▶ [TASK DESCRIPTION]:
Repeat the material below exactly, with no pictures.

A block of data

━━━━━━

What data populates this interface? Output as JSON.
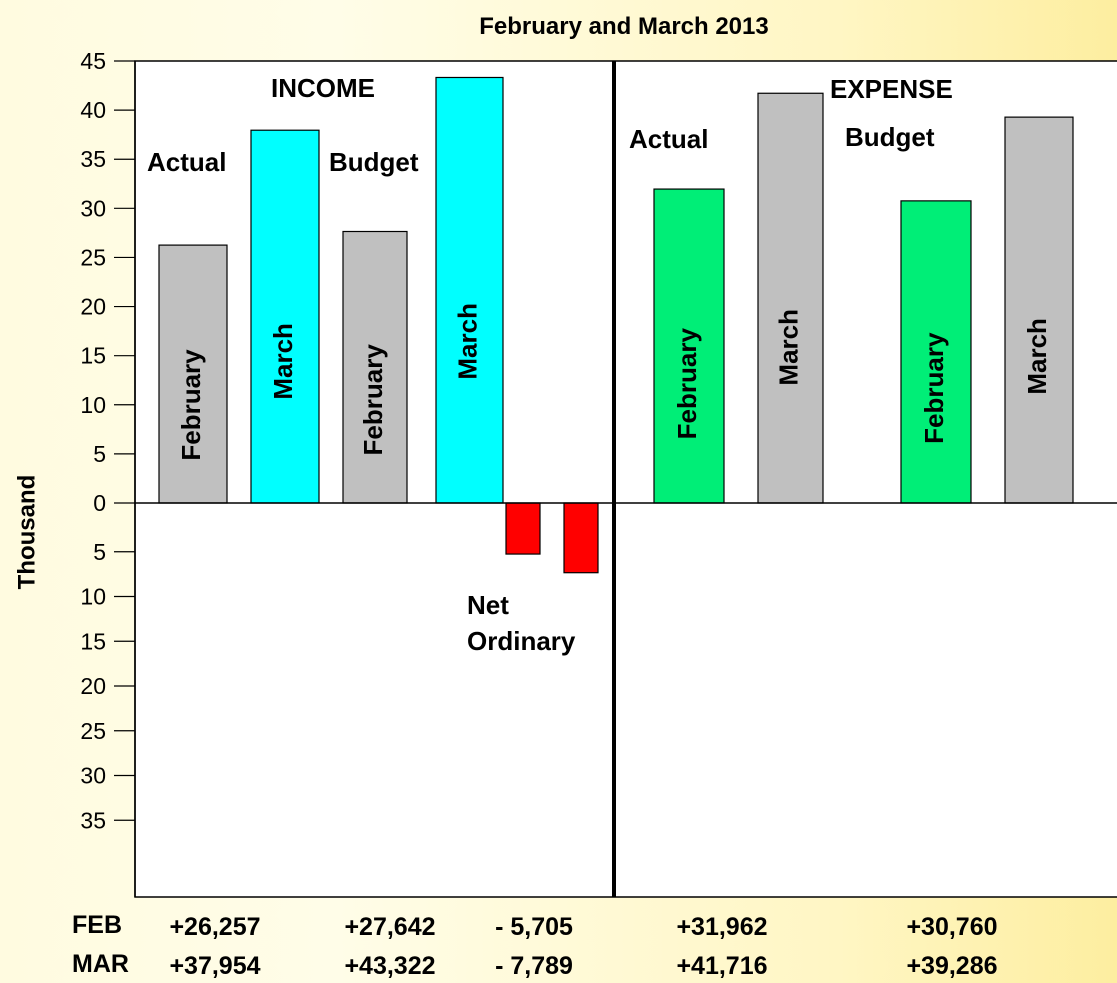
{
  "chart_data": {
    "type": "bar",
    "title": "February and March 2013",
    "ylabel": "Thousand",
    "ylim": [
      -37,
      45
    ],
    "positive_ticks": [
      "45",
      "40",
      "35",
      "30",
      "25",
      "20",
      "15",
      "10",
      "5",
      "0"
    ],
    "negative_ticks": [
      "5",
      "10",
      "15",
      "20",
      "25",
      "30",
      "35"
    ],
    "group_labels": {
      "income": "INCOME",
      "expense": "EXPENSE",
      "actual_left": "Actual",
      "budget_left": "Budget",
      "actual_right": "Actual",
      "budget_right": "Budget",
      "net": "Net",
      "ordinary": "Ordinary"
    },
    "bars": [
      {
        "label": "February",
        "value": 26.257,
        "color": "#c0c0c0"
      },
      {
        "label": "March",
        "value": 37.954,
        "color": "#00ffff"
      },
      {
        "label": "February",
        "value": 27.642,
        "color": "#c0c0c0"
      },
      {
        "label": "March",
        "value": 43.322,
        "color": "#00ffff"
      },
      {
        "label": "",
        "value": -5.705,
        "color": "#ff0000"
      },
      {
        "label": "",
        "value": -7.789,
        "color": "#ff0000"
      },
      {
        "label": "February",
        "value": 31.962,
        "color": "#00ee77"
      },
      {
        "label": "March",
        "value": 41.716,
        "color": "#c0c0c0"
      },
      {
        "label": "February",
        "value": 30.76,
        "color": "#00ee77"
      },
      {
        "label": "March",
        "value": 39.286,
        "color": "#c0c0c0"
      }
    ],
    "footer": {
      "row_labels": [
        "FEB",
        "MAR"
      ],
      "feb": [
        "+26,257",
        "+27,642",
        "- 5,705",
        "+31,962",
        "+30,760"
      ],
      "mar": [
        "+37,954",
        "+43,322",
        "- 7,789",
        "+41,716",
        "+39,286"
      ]
    },
    "grid": false,
    "legend": "none"
  }
}
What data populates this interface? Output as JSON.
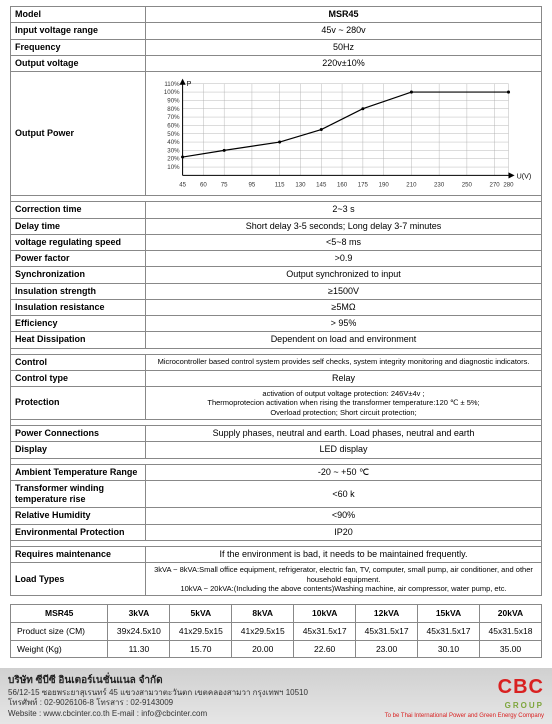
{
  "spec": {
    "model_label": "Model",
    "model_value": "MSR45",
    "rows_top": [
      {
        "label": "Input voltage range",
        "value": "45v ~ 280v"
      },
      {
        "label": "Frequency",
        "value": "50Hz"
      },
      {
        "label": "Output voltage",
        "value": "220v±10%"
      }
    ],
    "output_power_label": "Output Power",
    "rows_mid": [
      {
        "label": "Correction time",
        "value": "2~3 s"
      },
      {
        "label": "Delay time",
        "value": "Short delay 3-5 seconds; Long delay 3-7 minutes"
      },
      {
        "label": "voltage regulating speed",
        "value": "<5~8 ms"
      },
      {
        "label": "Power factor",
        "value": ">0.9"
      },
      {
        "label": "Synchronization",
        "value": "Output synchronized to input"
      },
      {
        "label": "Insulation strength",
        "value": "≥1500V"
      },
      {
        "label": "Insulation resistance",
        "value": "≥5MΩ"
      },
      {
        "label": "Efficiency",
        "value": "> 95%"
      },
      {
        "label": "Heat Dissipation",
        "value": "Dependent on load and environment"
      }
    ],
    "rows_control": [
      {
        "label": "Control",
        "value": "Microcontroller based control system provides self checks, system integrity monitoring and diagnostic indicators."
      },
      {
        "label": "Control type",
        "value": "Relay"
      },
      {
        "label": "Protection",
        "value": "activation of output voltage protection: 246V±4v ;\nThermoprotecion activation when rising the transformer temperature:120 ℃ ± 5%;\nOverload protection; Short circuit protection;"
      }
    ],
    "rows_conn": [
      {
        "label": "Power Connections",
        "value": "Supply phases, neutral and earth. Load phases, neutral and earth"
      },
      {
        "label": "Display",
        "value": "LED display"
      }
    ],
    "rows_env": [
      {
        "label": "Ambient Temperature Range",
        "value": "-20 ~ +50 ℃"
      },
      {
        "label": "Transformer winding temperature rise",
        "value": "<60 k"
      },
      {
        "label": "Relative Humidity",
        "value": "<90%"
      },
      {
        "label": "Environmental Protection",
        "value": "IP20"
      }
    ],
    "rows_maint": [
      {
        "label": "Requires maintenance",
        "value": "If the environment is bad, it needs to be maintained frequently."
      },
      {
        "label": "Load Types",
        "value": "3kVA ~ 8kVA:Small office equipment, refrigerator, electric fan, TV, computer, small pump, air conditioner, and other household equipment.\n10kVA ~ 20kVA:(Including the above contents)Washing machine, air compressor, water pump, etc."
      }
    ]
  },
  "chart": {
    "type": "line",
    "x_label": "U(V)",
    "y_label": "P",
    "x_ticks": [
      45,
      60,
      75,
      95,
      115,
      130,
      145,
      160,
      175,
      190,
      210,
      230,
      250,
      270,
      280
    ],
    "y_ticks_pct": [
      10,
      20,
      30,
      40,
      50,
      60,
      70,
      80,
      90,
      100,
      110
    ],
    "points": [
      {
        "x": 45,
        "y": 22
      },
      {
        "x": 75,
        "y": 30
      },
      {
        "x": 115,
        "y": 40
      },
      {
        "x": 145,
        "y": 55
      },
      {
        "x": 175,
        "y": 80
      },
      {
        "x": 210,
        "y": 100
      },
      {
        "x": 280,
        "y": 100
      }
    ],
    "line_color": "#000000",
    "grid_color": "#aaaaaa",
    "background_color": "#ffffff",
    "axis_fontsize": 6
  },
  "size_table": {
    "model_header": "MSR45",
    "columns": [
      "3kVA",
      "5kVA",
      "8kVA",
      "10kVA",
      "12kVA",
      "15kVA",
      "20kVA"
    ],
    "rows": [
      {
        "label": "Product size (CM)",
        "cells": [
          "39x24.5x10",
          "41x29.5x15",
          "41x29.5x15",
          "45x31.5x17",
          "45x31.5x17",
          "45x31.5x17",
          "45x31.5x18"
        ]
      },
      {
        "label": "Weight (Kg)",
        "cells": [
          "11.30",
          "15.70",
          "20.00",
          "22.60",
          "23.00",
          "30.10",
          "35.00"
        ]
      }
    ]
  },
  "footer": {
    "company": "บริษัท ซีบีซี อินเตอร์เนชั่นแนล จำกัด",
    "address": "56/12-15 ซอยพระยาสุเรนทร์ 45 แขวงสามวาตะวันตก เขตคลองสามวา กรุงเทพฯ 10510",
    "phone": "โทรศัพท์ : 02-9026106-8   โทรสาร : 02-9143009",
    "web": "Website : www.cbcinter.co.th   E-mail : info@cbcinter.com",
    "logo_text": "CBC",
    "group": "GROUP",
    "tagline": "To be Thai International Power and Green Energy Company"
  }
}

━━━━━━

▶ [PROBLEM SOLUTION]:
What data populates this interface? Output as JSON.
{
  "chart_data": {
    "type": "bar",
    "title": "February and March 2013",
    "ylabel": "Thousand",
    "ylim": [
      -37,
      45
    ],
    "positive_ticks": [
      "45",
      "40",
      "35",
      "30",
      "25",
      "20",
      "15",
      "10",
      "5",
      "0"
    ],
    "negative_ticks": [
      "5",
      "10",
      "15",
      "20",
      "25",
      "30",
      "35"
    ],
    "group_labels": {
      "income": "INCOME",
      "expense": "EXPENSE",
      "actual_left": "Actual",
      "budget_left": "Budget",
      "actual_right": "Actual",
      "budget_right": "Budget",
      "net": "Net",
      "ordinary": "Ordinary"
    },
    "bars": [
      {
        "label": "February",
        "value": 26.257,
        "color": "#c0c0c0"
      },
      {
        "label": "March",
        "value": 37.954,
        "color": "#00ffff"
      },
      {
        "label": "February",
        "value": 27.642,
        "color": "#c0c0c0"
      },
      {
        "label": "March",
        "value": 43.322,
        "color": "#00ffff"
      },
      {
        "label": "",
        "value": -5.705,
        "color": "#ff0000"
      },
      {
        "label": "",
        "value": -7.789,
        "color": "#ff0000"
      },
      {
        "label": "February",
        "value": 31.962,
        "color": "#00ee77"
      },
      {
        "label": "March",
        "value": 41.716,
        "color": "#c0c0c0"
      },
      {
        "label": "February",
        "value": 30.76,
        "color": "#00ee77"
      },
      {
        "label": "March",
        "value": 39.286,
        "color": "#c0c0c0"
      }
    ],
    "footer": {
      "row_labels": [
        "FEB",
        "MAR"
      ],
      "feb": [
        "+26,257",
        "+27,642",
        "- 5,705",
        "+31,962",
        "+30,760"
      ],
      "mar": [
        "+37,954",
        "+43,322",
        "- 7,789",
        "+41,716",
        "+39,286"
      ]
    },
    "grid": false,
    "legend": "none"
  }
}
What data populates this interface? Output as JSON.
{
  "spec": {
    "model_label": "Model",
    "model_value": "MSR45",
    "rows_top": [
      {
        "label": "Input voltage range",
        "value": "45v ~ 280v"
      },
      {
        "label": "Frequency",
        "value": "50Hz"
      },
      {
        "label": "Output voltage",
        "value": "220v±10%"
      }
    ],
    "output_power_label": "Output Power",
    "rows_mid": [
      {
        "label": "Correction time",
        "value": "2~3 s"
      },
      {
        "label": "Delay time",
        "value": "Short delay 3-5 seconds; Long delay 3-7 minutes"
      },
      {
        "label": "voltage regulating speed",
        "value": "<5~8 ms"
      },
      {
        "label": "Power factor",
        "value": ">0.9"
      },
      {
        "label": "Synchronization",
        "value": "Output synchronized to input"
      },
      {
        "label": "Insulation strength",
        "value": "≥1500V"
      },
      {
        "label": "Insulation resistance",
        "value": "≥5MΩ"
      },
      {
        "label": "Efficiency",
        "value": "> 95%"
      },
      {
        "label": "Heat Dissipation",
        "value": "Dependent on load and environment"
      }
    ],
    "rows_control": [
      {
        "label": "Control",
        "value": "Microcontroller based control system provides self checks, system integrity monitoring and diagnostic indicators."
      },
      {
        "label": "Control type",
        "value": "Relay"
      },
      {
        "label": "Protection",
        "value": "activation of output voltage protection: 246V±4v ;\nThermoprotecion activation when rising the transformer temperature:120 ℃ ± 5%;\nOverload protection; Short circuit protection;"
      }
    ],
    "rows_conn": [
      {
        "label": "Power Connections",
        "value": "Supply phases, neutral and earth. Load phases, neutral and earth"
      },
      {
        "label": "Display",
        "value": "LED display"
      }
    ],
    "rows_env": [
      {
        "label": "Ambient Temperature Range",
        "value": "-20 ~ +50 ℃"
      },
      {
        "label": "Transformer winding temperature rise",
        "value": "<60 k"
      },
      {
        "label": "Relative Humidity",
        "value": "<90%"
      },
      {
        "label": "Environmental Protection",
        "value": "IP20"
      }
    ],
    "rows_maint": [
      {
        "label": "Requires maintenance",
        "value": "If the environment is bad, it needs to be maintained frequently."
      },
      {
        "label": "Load Types",
        "value": "3kVA ~ 8kVA:Small office equipment, refrigerator, electric fan, TV, computer, small pump, air conditioner, and other household equipment.\n10kVA ~ 20kVA:(Including the above contents)Washing machine, air compressor, water pump, etc."
      }
    ]
  },
  "chart": {
    "type": "line",
    "x_label": "U(V)",
    "y_label": "P",
    "x_ticks": [
      45,
      60,
      75,
      95,
      115,
      130,
      145,
      160,
      175,
      190,
      210,
      230,
      250,
      270,
      280
    ],
    "y_ticks_pct": [
      10,
      20,
      30,
      40,
      50,
      60,
      70,
      80,
      90,
      100,
      110
    ],
    "points": [
      {
        "x": 45,
        "y": 22
      },
      {
        "x": 75,
        "y": 30
      },
      {
        "x": 115,
        "y": 40
      },
      {
        "x": 145,
        "y": 55
      },
      {
        "x": 175,
        "y": 80
      },
      {
        "x": 210,
        "y": 100
      },
      {
        "x": 280,
        "y": 100
      }
    ],
    "line_color": "#000000",
    "grid_color": "#aaaaaa",
    "background_color": "#ffffff",
    "axis_fontsize": 6
  },
  "size_table": {
    "model_header": "MSR45",
    "columns": [
      "3kVA",
      "5kVA",
      "8kVA",
      "10kVA",
      "12kVA",
      "15kVA",
      "20kVA"
    ],
    "rows": [
      {
        "label": "Product size (CM)",
        "cells": [
          "39x24.5x10",
          "41x29.5x15",
          "41x29.5x15",
          "45x31.5x17",
          "45x31.5x17",
          "45x31.5x17",
          "45x31.5x18"
        ]
      },
      {
        "label": "Weight (Kg)",
        "cells": [
          "11.30",
          "15.70",
          "20.00",
          "22.60",
          "23.00",
          "30.10",
          "35.00"
        ]
      }
    ]
  },
  "footer": {
    "company": "บริษัท ซีบีซี อินเตอร์เนชั่นแนล จำกัด",
    "address": "56/12-15 ซอยพระยาสุเรนทร์ 45 แขวงสามวาตะวันตก เขตคลองสามวา กรุงเทพฯ 10510",
    "phone": "โทรศัพท์ : 02-9026106-8   โทรสาร : 02-9143009",
    "web": "Website : www.cbcinter.co.th   E-mail : info@cbcinter.com",
    "logo_text": "CBC",
    "group": "GROUP",
    "tagline": "To be Thai International Power and Green Energy Company"
  }
}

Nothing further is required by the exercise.